### WRITTEN EXERCISE
Write out the whole of the material exactly.

Dataset items
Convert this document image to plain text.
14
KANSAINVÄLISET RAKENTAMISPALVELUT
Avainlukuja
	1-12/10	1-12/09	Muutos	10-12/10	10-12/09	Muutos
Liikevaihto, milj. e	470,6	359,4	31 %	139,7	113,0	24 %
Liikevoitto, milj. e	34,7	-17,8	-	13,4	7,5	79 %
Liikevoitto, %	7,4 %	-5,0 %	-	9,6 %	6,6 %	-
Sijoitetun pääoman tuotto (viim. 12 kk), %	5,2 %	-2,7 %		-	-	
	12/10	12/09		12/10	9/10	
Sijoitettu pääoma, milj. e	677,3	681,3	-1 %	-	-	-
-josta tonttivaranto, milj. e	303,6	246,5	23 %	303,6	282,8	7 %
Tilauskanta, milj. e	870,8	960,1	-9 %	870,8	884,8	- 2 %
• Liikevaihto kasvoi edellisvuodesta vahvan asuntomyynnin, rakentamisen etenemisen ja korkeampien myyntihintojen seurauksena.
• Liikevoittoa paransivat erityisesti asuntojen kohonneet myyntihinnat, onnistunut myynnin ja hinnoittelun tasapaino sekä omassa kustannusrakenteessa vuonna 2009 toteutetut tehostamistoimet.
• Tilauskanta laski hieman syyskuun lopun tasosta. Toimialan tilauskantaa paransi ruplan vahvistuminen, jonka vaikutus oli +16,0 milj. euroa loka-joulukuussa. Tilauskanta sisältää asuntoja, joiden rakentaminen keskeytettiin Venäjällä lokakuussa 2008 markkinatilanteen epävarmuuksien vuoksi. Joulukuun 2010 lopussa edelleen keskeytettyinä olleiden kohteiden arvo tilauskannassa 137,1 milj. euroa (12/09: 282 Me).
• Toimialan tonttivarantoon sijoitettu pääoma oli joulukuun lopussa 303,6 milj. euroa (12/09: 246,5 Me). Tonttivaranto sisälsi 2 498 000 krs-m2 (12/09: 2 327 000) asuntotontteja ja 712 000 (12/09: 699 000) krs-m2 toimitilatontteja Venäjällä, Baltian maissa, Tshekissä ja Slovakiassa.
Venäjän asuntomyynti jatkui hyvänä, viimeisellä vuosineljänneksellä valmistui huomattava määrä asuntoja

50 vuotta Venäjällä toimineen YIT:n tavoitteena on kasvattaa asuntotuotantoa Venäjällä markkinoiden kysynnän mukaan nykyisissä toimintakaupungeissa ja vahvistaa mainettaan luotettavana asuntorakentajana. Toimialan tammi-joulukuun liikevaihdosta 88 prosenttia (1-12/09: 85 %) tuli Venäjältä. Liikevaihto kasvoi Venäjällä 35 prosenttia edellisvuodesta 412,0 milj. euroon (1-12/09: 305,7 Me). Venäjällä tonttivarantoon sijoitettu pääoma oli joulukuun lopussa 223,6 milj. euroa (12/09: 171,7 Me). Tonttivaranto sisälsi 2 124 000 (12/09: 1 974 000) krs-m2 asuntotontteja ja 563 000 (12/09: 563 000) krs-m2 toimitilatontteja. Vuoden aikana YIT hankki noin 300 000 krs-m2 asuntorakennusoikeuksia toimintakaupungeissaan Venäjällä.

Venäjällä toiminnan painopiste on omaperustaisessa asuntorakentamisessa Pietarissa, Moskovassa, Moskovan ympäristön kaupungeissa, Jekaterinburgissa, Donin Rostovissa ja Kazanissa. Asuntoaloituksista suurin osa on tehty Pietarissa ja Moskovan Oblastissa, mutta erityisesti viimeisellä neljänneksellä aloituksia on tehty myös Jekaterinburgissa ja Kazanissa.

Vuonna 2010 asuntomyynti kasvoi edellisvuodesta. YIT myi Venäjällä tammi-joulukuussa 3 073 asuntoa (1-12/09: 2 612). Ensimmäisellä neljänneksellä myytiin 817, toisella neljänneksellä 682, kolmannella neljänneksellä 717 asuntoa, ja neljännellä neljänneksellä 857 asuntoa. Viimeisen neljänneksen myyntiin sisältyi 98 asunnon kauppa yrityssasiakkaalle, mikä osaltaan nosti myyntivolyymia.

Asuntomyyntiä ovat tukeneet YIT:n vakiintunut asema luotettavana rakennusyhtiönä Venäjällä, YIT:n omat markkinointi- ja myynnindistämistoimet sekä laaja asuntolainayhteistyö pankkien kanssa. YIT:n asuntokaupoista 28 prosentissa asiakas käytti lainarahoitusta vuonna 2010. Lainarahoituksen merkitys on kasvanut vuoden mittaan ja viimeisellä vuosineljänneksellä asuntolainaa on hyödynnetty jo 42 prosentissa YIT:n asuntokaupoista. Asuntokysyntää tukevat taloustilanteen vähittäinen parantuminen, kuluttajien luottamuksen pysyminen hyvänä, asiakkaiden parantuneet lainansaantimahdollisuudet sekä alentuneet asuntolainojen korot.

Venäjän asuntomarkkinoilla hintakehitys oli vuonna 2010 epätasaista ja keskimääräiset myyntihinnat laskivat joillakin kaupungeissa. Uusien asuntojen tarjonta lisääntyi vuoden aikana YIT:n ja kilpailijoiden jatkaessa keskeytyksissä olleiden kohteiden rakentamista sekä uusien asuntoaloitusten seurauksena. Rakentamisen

### EXERCISE SOLUTION
Convert this document image to plain text.
14
KANSAINVÄLISET RAKENTAMISPALVELUT
Avainlukuja
	1-12/10	1-12/09	Muutos	10-12/10	10-12/09	Muutos
Liikevaihto, milj. e	470,6	359,4	31 %	139,7	113,0	24 %
Liikevoitto, milj. e	34,7	-17,8	-	13,4	7,5	79 %
Liikevoitto, %	7,4 %	-5,0 %	-	9,6 %	6,6 %	-
Sijoitetun pääoman tuotto (viim. 12 kk), %	5,2 %	-2,7 %		-	-	
	12/10	12/09		12/10	9/10	
Sijoitettu pääoma, milj. e	677,3	681,3	-1 %	-	-	-
-josta tonttivaranto, milj. e	303,6	246,5	23 %	303,6	282,8	7 %
Tilauskanta, milj. e	870,8	960,1	-9 %	870,8	884,8	- 2 %
• Liikevaihto kasvoi edellisvuodesta vahvan asuntomyynnin, rakentamisen etenemisen ja korkeampien myyntihintojen seurauksena.
• Liikevoittoa paransivat erityisesti asuntojen kohonneet myyntihinnat, onnistunut myynnin ja hinnoittelun tasapaino sekä omassa kustannusrakenteessa vuonna 2009 toteutetut tehostamistoimet.
• Tilauskanta laski hieman syyskuun lopun tasosta. Toimialan tilauskantaa paransi ruplan vahvistuminen, jonka vaikutus oli +16,0 milj. euroa loka-joulukuussa. Tilauskanta sisältää asuntoja, joiden rakentaminen keskeytettiin Venäjällä lokakuussa 2008 markkinatilanteen epävarmuuksien vuoksi. Joulukuun 2010 lopussa edelleen keskeytettyinä olleiden kohteiden arvo tilauskannassa 137,1 milj. euroa (12/09: 282 Me).
• Toimialan tonttivarantoon sijoitettu pääoma oli joulukuun lopussa 303,6 milj. euroa (12/09: 246,5 Me). Tonttivaranto sisälsi 2 498 000 krs-m2 (12/09: 2 327 000) asuntotontteja ja 712 000 (12/09: 699 000) krs-m2 toimitilatontteja Venäjällä, Baltian maissa, Tshekissä ja Slovakiassa.
Venäjän asuntomyynti jatkui hyvänä, viimeisellä vuosineljänneksellä valmistui huomattava määrä asuntoja

50 vuotta Venäjällä toimineen YIT:n tavoitteena on kasvattaa asuntotuotantoa Venäjällä markkinoiden kysynnän mukaan nykyisissä toimintakaupungeissa ja vahvistaa mainettaan luotettavana asuntorakentajana. Toimialan tammi-joulukuun liikevaihdosta 88 prosenttia (1-12/09: 85 %) tuli Venäjältä. Liikevaihto kasvoi Venäjällä 35 prosenttia edellisvuodesta 412,0 milj. euroon (1-12/09: 305,7 Me). Venäjällä tonttivarantoon sijoitettu pääoma oli joulukuun lopussa 223,6 milj. euroa (12/09: 171,7 Me). Tonttivaranto sisälsi 2 124 000 (12/09: 1 974 000) krs-m2 asuntotontteja ja 563 000 (12/09: 563 000) krs-m2 toimitilatontteja. Vuoden aikana YIT hankki noin 300 000 krs-m2 asuntorakennusoikeuksia toimintakaupungeissaan Venäjällä.

Venäjällä toiminnan painopiste on omaperustaisessa asuntorakentamisessa Pietarissa, Moskovassa, Moskovan ympäristön kaupungeissa, Jekaterinburgissa, Donin Rostovissa ja Kazanissa. Asuntoaloituksista suurin osa on tehty Pietarissa ja Moskovan Oblastissa, mutta erityisesti viimeisellä neljänneksellä aloituksia on tehty myös Jekaterinburgissa ja Kazanissa.

Vuonna 2010 asuntomyynti kasvoi edellisvuodesta. YIT myi Venäjällä tammi-joulukuussa 3 073 asuntoa (1-12/09: 2 612). Ensimmäisellä neljänneksellä myytiin 817, toisella neljänneksellä 682, kolmannella neljänneksellä 717 asuntoa, ja neljännellä neljänneksellä 857 asuntoa. Viimeisen neljänneksen myyntiin sisältyi 98 asunnon kauppa yrityssasiakkaalle, mikä osaltaan nosti myyntivolyymia.

Asuntomyyntiä ovat tukeneet YIT:n vakiintunut asema luotettavana rakennusyhtiönä Venäjällä, YIT:n omat markkinointi- ja myynnindistämistoimet sekä laaja asuntolainayhteistyö pankkien kanssa. YIT:n asuntokaupoista 28 prosentissa asiakas käytti lainarahoitusta vuonna 2010. Lainarahoituksen merkitys on kasvanut vuoden mittaan ja viimeisellä vuosineljänneksellä asuntolainaa on hyödynnetty jo 42 prosentissa YIT:n asuntokaupoista. Asuntokysyntää tukevat taloustilanteen vähittäinen parantuminen, kuluttajien luottamuksen pysyminen hyvänä, asiakkaiden parantuneet lainansaantimahdollisuudet sekä alentuneet asuntolainojen korot.

Venäjän asuntomarkkinoilla hintakehitys oli vuonna 2010 epätasaista ja keskimääräiset myyntihinnat laskivat joillakin kaupungeissa. Uusien asuntojen tarjonta lisääntyi vuoden aikana YIT:n ja kilpailijoiden jatkaessa keskeytyksissä olleiden kohteiden rakentamista sekä uusien asuntoaloitusten seurauksena. Rakentamisen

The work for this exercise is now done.